▶ **Directions for this task**:
Repeat every entry in the listing below, exactly.

===============

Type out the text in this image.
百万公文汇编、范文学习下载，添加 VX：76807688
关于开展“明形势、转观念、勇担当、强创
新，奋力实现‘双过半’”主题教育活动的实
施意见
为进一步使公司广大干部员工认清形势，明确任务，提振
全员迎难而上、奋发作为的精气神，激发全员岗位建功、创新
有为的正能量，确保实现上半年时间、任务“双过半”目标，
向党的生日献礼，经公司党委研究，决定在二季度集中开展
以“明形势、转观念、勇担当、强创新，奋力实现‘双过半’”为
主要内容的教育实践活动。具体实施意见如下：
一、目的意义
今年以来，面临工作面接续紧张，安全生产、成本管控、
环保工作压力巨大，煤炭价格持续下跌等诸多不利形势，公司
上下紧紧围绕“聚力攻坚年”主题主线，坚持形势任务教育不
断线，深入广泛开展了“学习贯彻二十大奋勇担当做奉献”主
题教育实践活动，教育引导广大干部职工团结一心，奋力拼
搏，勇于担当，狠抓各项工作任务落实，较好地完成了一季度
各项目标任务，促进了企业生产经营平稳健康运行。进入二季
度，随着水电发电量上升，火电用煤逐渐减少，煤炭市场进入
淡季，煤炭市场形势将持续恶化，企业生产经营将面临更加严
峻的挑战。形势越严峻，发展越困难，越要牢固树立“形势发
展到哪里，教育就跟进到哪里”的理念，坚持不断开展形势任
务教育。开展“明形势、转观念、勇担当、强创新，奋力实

===============

▶ **Result of this exercise**:
Type out the text in this image.
百万公文汇编、范文学习下载，添加 VX：76807688
关于开展“明形势、转观念、勇担当、强创
新，奋力实现‘双过半’”主题教育活动的实
施意见
为进一步使公司广大干部员工认清形势，明确任务，提振
全员迎难而上、奋发作为的精气神，激发全员岗位建功、创新
有为的正能量，确保实现上半年时间、任务“双过半”目标，
向党的生日献礼，经公司党委研究，决定在二季度集中开展
以“明形势、转观念、勇担当、强创新，奋力实现‘双过半’”为
主要内容的教育实践活动。具体实施意见如下：
一、目的意义
今年以来，面临工作面接续紧张，安全生产、成本管控、
环保工作压力巨大，煤炭价格持续下跌等诸多不利形势，公司
上下紧紧围绕“聚力攻坚年”主题主线，坚持形势任务教育不
断线，深入广泛开展了“学习贯彻二十大奋勇担当做奉献”主
题教育实践活动，教育引导广大干部职工团结一心，奋力拼
搏，勇于担当，狠抓各项工作任务落实，较好地完成了一季度
各项目标任务，促进了企业生产经营平稳健康运行。进入二季
度，随着水电发电量上升，火电用煤逐渐减少，煤炭市场进入
淡季，煤炭市场形势将持续恶化，企业生产经营将面临更加严
峻的挑战。形势越严峻，发展越困难，越要牢固树立“形势发
展到哪里，教育就跟进到哪里”的理念，坚持不断开展形势任
务教育。开展“明形势、转观念、勇担当、强创新，奋力实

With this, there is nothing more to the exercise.